▶ GIVEN PROBLEM
Output each line of the material exactly as it stands.

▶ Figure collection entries

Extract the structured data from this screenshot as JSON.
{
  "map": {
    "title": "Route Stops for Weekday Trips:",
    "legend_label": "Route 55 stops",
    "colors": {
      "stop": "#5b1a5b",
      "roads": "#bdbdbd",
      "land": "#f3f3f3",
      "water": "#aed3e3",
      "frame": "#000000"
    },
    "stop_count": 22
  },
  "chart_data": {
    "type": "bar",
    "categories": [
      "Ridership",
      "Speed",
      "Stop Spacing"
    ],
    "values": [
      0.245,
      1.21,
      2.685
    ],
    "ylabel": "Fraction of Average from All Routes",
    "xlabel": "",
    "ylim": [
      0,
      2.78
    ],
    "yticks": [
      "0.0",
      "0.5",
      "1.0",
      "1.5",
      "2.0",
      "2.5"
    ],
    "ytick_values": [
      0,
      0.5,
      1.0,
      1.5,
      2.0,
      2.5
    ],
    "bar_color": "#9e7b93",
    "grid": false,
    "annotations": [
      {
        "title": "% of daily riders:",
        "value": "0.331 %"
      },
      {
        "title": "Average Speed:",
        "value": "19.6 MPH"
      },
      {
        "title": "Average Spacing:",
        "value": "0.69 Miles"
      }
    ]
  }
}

▶ EXERCISE ANSWER
Extract the structured data from this screenshot as JSON.
{
  "map": {
    "title": "Route Stops for Weekday Trips:",
    "legend_label": "Route 55 stops",
    "colors": {
      "stop": "#5b1a5b",
      "roads": "#bdbdbd",
      "land": "#f3f3f3",
      "water": "#aed3e3",
      "frame": "#000000"
    },
    "stop_count": 22
  },
  "chart_data": {
    "type": "bar",
    "categories": [
      "Ridership",
      "Speed",
      "Stop Spacing"
    ],
    "values": [
      0.245,
      1.21,
      2.685
    ],
    "ylabel": "Fraction of Average from All Routes",
    "xlabel": "",
    "ylim": [
      0,
      2.78
    ],
    "yticks": [
      "0.0",
      "0.5",
      "1.0",
      "1.5",
      "2.0",
      "2.5"
    ],
    "ytick_values": [
      0,
      0.5,
      1.0,
      1.5,
      2.0,
      2.5
    ],
    "bar_color": "#9e7b93",
    "grid": false,
    "annotations": [
      {
        "title": "% of daily riders:",
        "value": "0.331 %"
      },
      {
        "title": "Average Speed:",
        "value": "19.6 MPH"
      },
      {
        "title": "Average Spacing:",
        "value": "0.69 Miles"
      }
    ]
  }
}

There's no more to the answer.